▶ [Stated goal]: Rewrite everything in the aviation forum thread from "YYZatcboy From Canada, joined" down to "a real thing?", swapping "fuselage" for "body".

— Begin Extracted text —

YYZatcboy From Canada, joined Apr 2005, 809 posts, RR: 0 Posted (5 months 1 week 2 days 15 hours ago) and read 1254 times:
I remember reading a while back that it helps increase aerodynamic efficiency for an airplanes width to be more aerodynamically efficient if it rapidly increases. The example given is engines under the wings make the change in width from the fuselage to the wing tips more rapid than just following the leading edge of the wing. Am I crazy and mis remembering or is this a real thing?
Starlionblue From Hong Kong, joined Feb 2004, 15870 posts, RR: 66 Reply 1, posted (5 months 1 week 2 days 15 hours ago) and read 1234 times:
I think you're talking about "area ruling". However it is not really about rapid change; more like "even" change.

— End Extracted text —
— Begin Provided data —

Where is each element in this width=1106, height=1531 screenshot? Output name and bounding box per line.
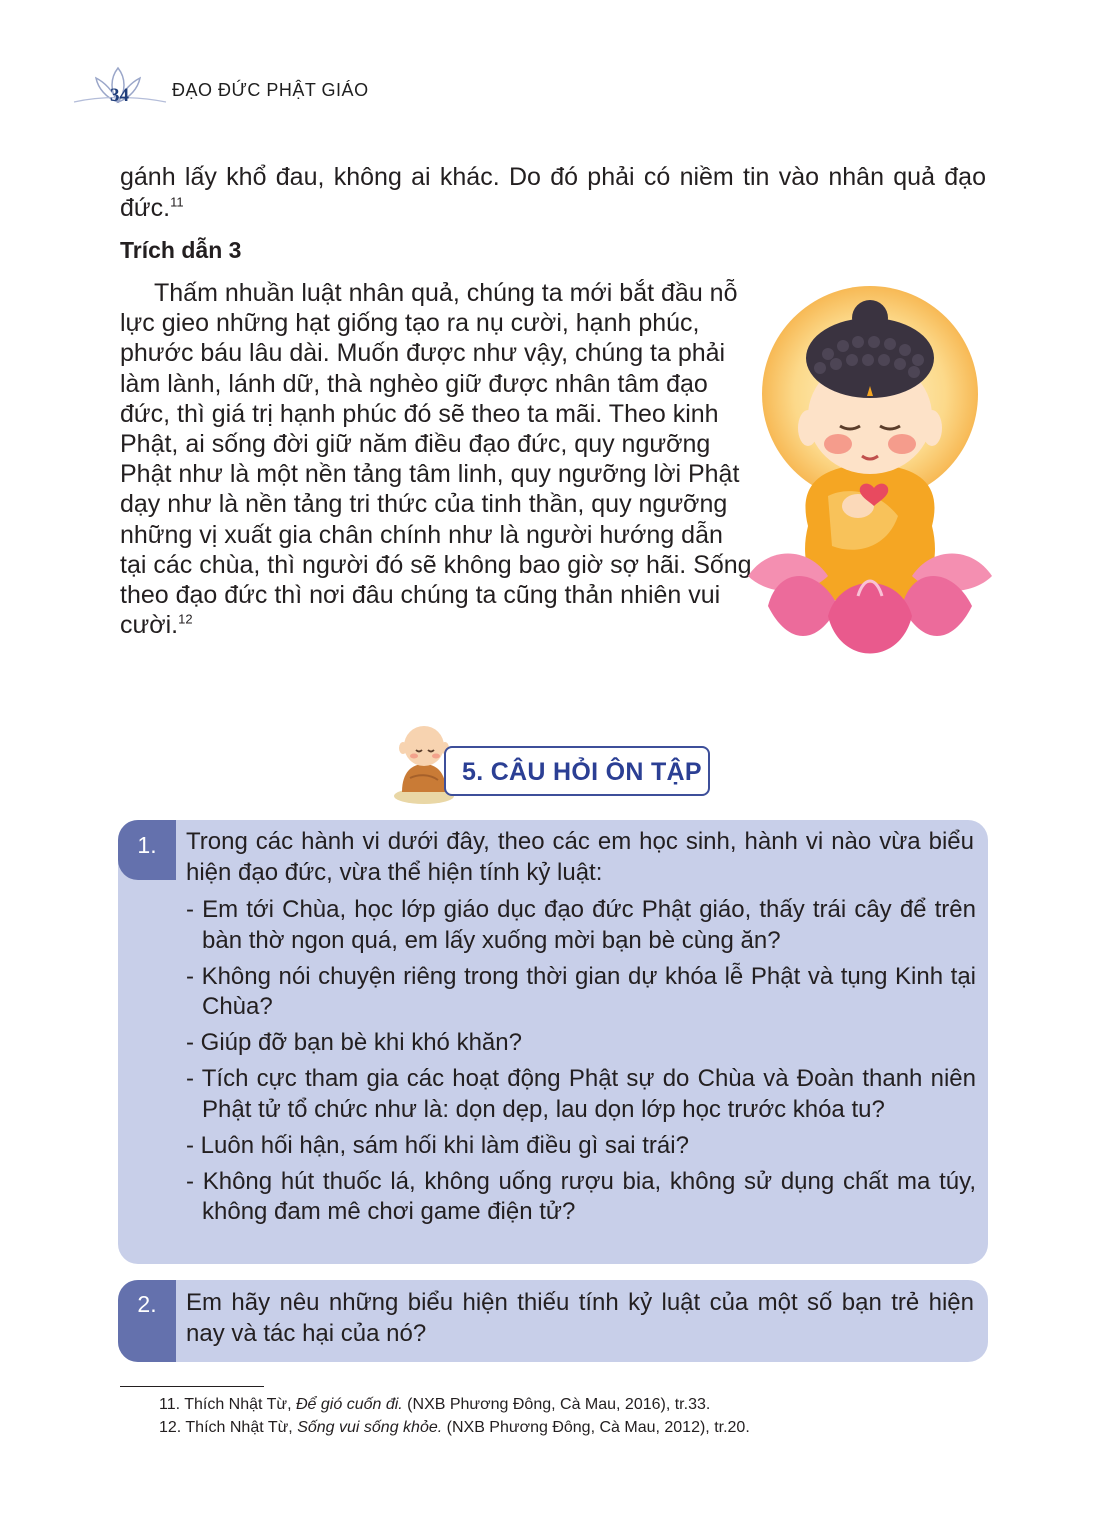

— End Provided data —

▶ [Exercise solution]:
YYZatcboy From Canada, joined Apr 2005, 809 posts, RR: 0 Posted (5 months 1 week 2 days 15 hours ago) and read 1254 times:
I remember reading a while back that it helps increase aerodynamic efficiency for an airplanes width to be more aerodynamically efficient if it rapidly increases. The example given is engines under the wings make the change in width from the body to the wing tips more rapid than just following the leading edge of the wing. Am I crazy and mis remembering or is this a real thing?